Text passage —
********************

Five Pros and Five Cons of Teaching in Japan

I lived in Japan for about ten years. I worked in a wide variety of teaching jobs, including international kindergartens, public elementary and junior high schools, ran my own educational business on the side, and private English classes. While living there, I had the unique experience of working with many wonderful Japanese and foreign educators. This experience changed my life forever as I immersed myself into Japanese culture and learned a great deal about what it meant to be a teacher.

These days, I am back in the United States, continuing my career as an educator. I often get asked about the various ins and outs of Japan, especially when it comes to the work environment. There are many people who decided to venture over to Japan for work, and teaching English is the most popular position available for foreigners. The question I get asked the most is, “What are the pros and cons of teaching in Japan?”

The pros of teaching in Japan include that it is relatively easy to find work, a friendly working environment, you will face less work pressure than Japanese workers, there are a lot of teaching options, and knowing Japanese is not a requirement.

On the other hand, the cons of teaching in Japan include a low salary, an opportunity ceiling, over-saturation of schools and teachers, and prejudice against foreigners.  Furthermore, schools and companies can be problematic.

Let’s explore these 5 pros and 5 cons in more detail!


1) It’s Relatively Easy to Find Work

It’s Relatively Easy to Find Work

It is relatively easy to find work as an English teacher in Asia. In Japan, the only real requirement most schools have is that you have a Bachelor’s degree. The degree does not necessarily have to be in the educational field, but having a B.A. makes finding a job a lot easier.

There is more difficulty finding work in Japan if you are outside of Japan, but if you can land a job there, then you have a bit more freedom to jump around to different schools/jobs if you would like.

2) Less Work Pressure than Japanese Workers

Generally speaking, foreign workers do not have as much responsibility in Japanese schools, but this largely depends on what kind of school you are teaching at. When I was working in the public school systems, teaching kindergarten through middle school, I wasn’t held to the same standard as the other Japanese teachers.

As a foreigner, Japanese schools look at you as more of an assistant teacher, as there are many foreign teachers that do not have education degrees or experience. Therefore, the pressure is alleviated a bit, from workload to scheduling. I found that teaching in Japan was pretty simple.

3) Lots of Teaching Options

If you are planning on teaching in Japan, there are many different options available to you, especially if you have a Bachelor’s degree. Here are some examples of some potential school positions you’ll run into in Japan.

********************

Supplied material —
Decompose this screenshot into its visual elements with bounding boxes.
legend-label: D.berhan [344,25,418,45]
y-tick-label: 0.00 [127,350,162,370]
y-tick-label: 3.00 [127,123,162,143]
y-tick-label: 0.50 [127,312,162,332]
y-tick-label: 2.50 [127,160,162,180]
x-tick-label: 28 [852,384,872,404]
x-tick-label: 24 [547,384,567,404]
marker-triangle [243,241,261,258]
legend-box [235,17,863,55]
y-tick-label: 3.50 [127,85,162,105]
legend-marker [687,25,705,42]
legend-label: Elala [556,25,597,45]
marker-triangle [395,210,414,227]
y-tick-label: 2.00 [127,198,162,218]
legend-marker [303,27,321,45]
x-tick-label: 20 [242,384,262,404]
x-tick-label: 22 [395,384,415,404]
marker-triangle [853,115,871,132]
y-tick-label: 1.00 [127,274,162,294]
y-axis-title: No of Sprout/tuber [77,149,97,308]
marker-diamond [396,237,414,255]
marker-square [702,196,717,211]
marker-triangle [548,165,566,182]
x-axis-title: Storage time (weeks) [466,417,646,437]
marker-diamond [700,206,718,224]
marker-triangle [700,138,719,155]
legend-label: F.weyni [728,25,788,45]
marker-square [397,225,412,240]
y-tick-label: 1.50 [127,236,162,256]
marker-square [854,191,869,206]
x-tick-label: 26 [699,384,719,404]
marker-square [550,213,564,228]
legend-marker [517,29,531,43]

********************

Tasks and exercises —
1. Please recast the paragraph beginning "The pros of teaching in Japan include" from the article on teaching in Japan as a brief list of its points.
2. Extend the article on teaching in Japan, picking up after its last sentence.

Set of answers —
1.
Pros of teaching in Japan:
- Work is relatively easy to find
- The working environment is friendly
- There is less work pressure than Japanese workers face
- There are many teaching options
- Knowing Japanese is not required

2.
  • Assistant Language Teacher (ALT) – This is your basic job for many foreigners and provides an easy ticket to get into teaching in Japan. Many companies exist like this to act as a liaison between teachers and Japanese public school systems. Two of the more popular ALT companies would include Altia Central and Interac.
  • English Language Teacher (ELT) – Another basic English teaching job that has a lot of different options in itself because there are so many English schools in Japan. These schools are generally private businesses that teach strictly English to students of all ages.
  • International kindergarten – If you can land an international kindergarten teaching in Japan, then you have got one of the more enjoyable positions, in my opinion. These are predominantly private schools with higher tuitions. I taught at three different kindergartens during my stay in Japan, and while the work is a bit more like real teaching, the money is generally better, and I found it more engaging and fun.
  • High School Teacher – If you are an actual teacher with a license, you might be able to get yourself a position in public high schools. This is very much like a normal teaching position, as you are less like an assistant, like in the ALT jobs. These jobs are quite lucrative positions where the pay the generally better and you are looked at as a real teacher by your co-workers.
  •  University positions – University positions are pretty hard to get into, as you should have a teaching license and a fair amount of experience under your belt. However, these positions are rarely permanent, as Japanese universities tend to push out foreign educators because they don’t want to offer tenure.
  • Open Your Own School – If you have a bit of money behind you, the right connections, and a passion for teaching, you are free to start your own school in Japan. I had my own education business while I was in Japan, and many of my friends there started their own private schools. This is one of the most profitable avenues to explore but also one of the most difficult to build up.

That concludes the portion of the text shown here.